▶ _TASK STATEMENT_:
All of the material below is to be restated word for word, apart from the pictures.

Saved data entries
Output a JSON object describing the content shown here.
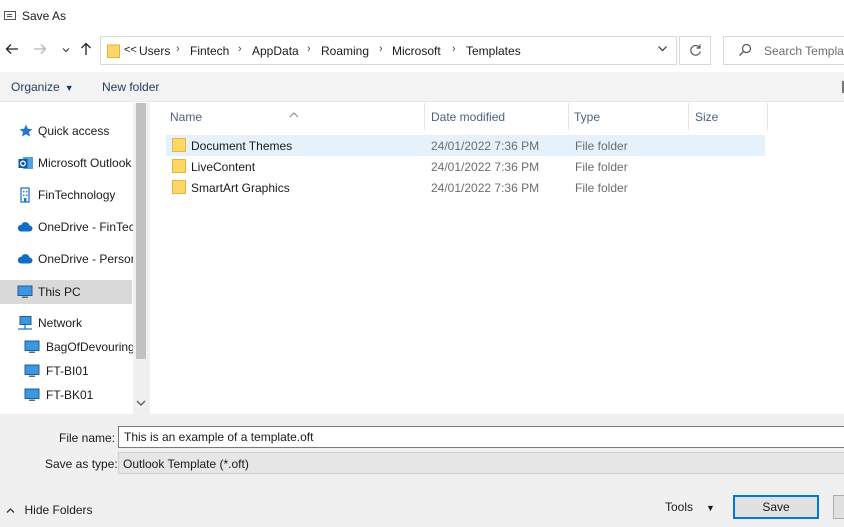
{
  "window": {
    "title": "Save As"
  },
  "nav": {
    "back_icon": "arrow-left-icon",
    "forward_icon": "arrow-right-icon",
    "recent_icon": "chevron-down-icon",
    "up_icon": "arrow-up-icon"
  },
  "address": {
    "overflow": "<<",
    "crumbs": [
      "Users",
      "Fintech",
      "AppData",
      "Roaming",
      "Microsoft",
      "Templates"
    ]
  },
  "search": {
    "placeholder": "Search Templates"
  },
  "commands": {
    "organize": "Organize",
    "new_folder": "New folder"
  },
  "sidebar": {
    "items": [
      {
        "label": "Quick access",
        "icon": "star-icon"
      },
      {
        "label": "Microsoft Outlook",
        "icon": "outlook-icon"
      },
      {
        "label": "FinTechnology",
        "icon": "building-icon"
      },
      {
        "label": "OneDrive - FinTechnology",
        "icon": "cloud-icon"
      },
      {
        "label": "OneDrive - Personal",
        "icon": "cloud-icon"
      },
      {
        "label": "This PC",
        "icon": "computer-icon",
        "selected": true
      },
      {
        "label": "Network",
        "icon": "network-icon"
      },
      {
        "label": "BagOfDevouring",
        "icon": "computer-icon"
      },
      {
        "label": "FT-BI01",
        "icon": "computer-icon"
      },
      {
        "label": "FT-BK01",
        "icon": "computer-icon"
      }
    ]
  },
  "file_list": {
    "columns": [
      "Name",
      "Date modified",
      "Type",
      "Size"
    ],
    "rows": [
      {
        "name": "Document Themes",
        "date": "24/01/2022 7:36 PM",
        "type": "File folder",
        "size": ""
      },
      {
        "name": "LiveContent",
        "date": "24/01/2022 7:36 PM",
        "type": "File folder",
        "size": ""
      },
      {
        "name": "SmartArt Graphics",
        "date": "24/01/2022 7:36 PM",
        "type": "File folder",
        "size": ""
      }
    ]
  },
  "form": {
    "file_name_label": "File name:",
    "file_name_value": "This is an example of a template.oft",
    "save_type_label": "Save as type:",
    "save_type_value": "Outlook Template (*.oft)"
  },
  "footer": {
    "hide_folders": "Hide Folders",
    "tools": "Tools",
    "save": "Save"
  },
  "colors": {
    "accent": "#0078d7",
    "selected_row": "#e5f1fb",
    "folder": "#ffd767"
  }
}
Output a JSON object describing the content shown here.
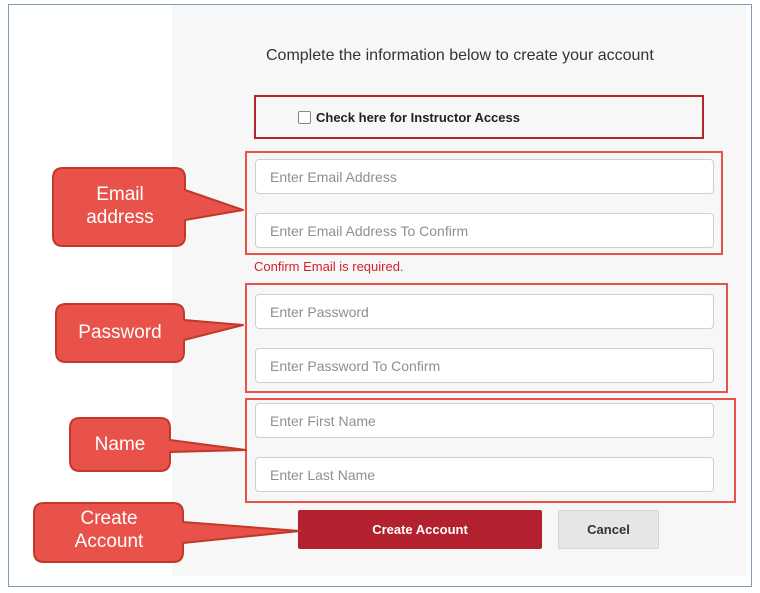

▶ _FINAL RESULT_:
Output a JSON object describing the content shown here.
{
  "window": {
    "title": "Save As"
  },
  "nav": {
    "back_icon": "arrow-left-icon",
    "forward_icon": "arrow-right-icon",
    "recent_icon": "chevron-down-icon",
    "up_icon": "arrow-up-icon"
  },
  "address": {
    "overflow": "<<",
    "crumbs": [
      "Users",
      "Fintech",
      "AppData",
      "Roaming",
      "Microsoft",
      "Templates"
    ]
  },
  "search": {
    "placeholder": "Search Templates"
  },
  "commands": {
    "organize": "Organize",
    "new_folder": "New folder"
  },
  "sidebar": {
    "items": [
      {
        "label": "Quick access",
        "icon": "star-icon"
      },
      {
        "label": "Microsoft Outlook",
        "icon": "outlook-icon"
      },
      {
        "label": "FinTechnology",
        "icon": "building-icon"
      },
      {
        "label": "OneDrive - FinTechnology",
        "icon": "cloud-icon"
      },
      {
        "label": "OneDrive - Personal",
        "icon": "cloud-icon"
      },
      {
        "label": "This PC",
        "icon": "computer-icon",
        "selected": true
      },
      {
        "label": "Network",
        "icon": "network-icon"
      },
      {
        "label": "BagOfDevouring",
        "icon": "computer-icon"
      },
      {
        "label": "FT-BI01",
        "icon": "computer-icon"
      },
      {
        "label": "FT-BK01",
        "icon": "computer-icon"
      }
    ]
  },
  "file_list": {
    "columns": [
      "Name",
      "Date modified",
      "Type",
      "Size"
    ],
    "rows": [
      {
        "name": "Document Themes",
        "date": "24/01/2022 7:36 PM",
        "type": "File folder",
        "size": ""
      },
      {
        "name": "LiveContent",
        "date": "24/01/2022 7:36 PM",
        "type": "File folder",
        "size": ""
      },
      {
        "name": "SmartArt Graphics",
        "date": "24/01/2022 7:36 PM",
        "type": "File folder",
        "size": ""
      }
    ]
  },
  "form": {
    "file_name_label": "File name:",
    "file_name_value": "This is an example of a template.oft",
    "save_type_label": "Save as type:",
    "save_type_value": "Outlook Template (*.oft)"
  },
  "footer": {
    "hide_folders": "Hide Folders",
    "tools": "Tools",
    "save": "Save"
  },
  "colors": {
    "accent": "#0078d7",
    "selected_row": "#e5f1fb",
    "folder": "#ffd767"
  }
}
Output a JSON object describing the content shown here.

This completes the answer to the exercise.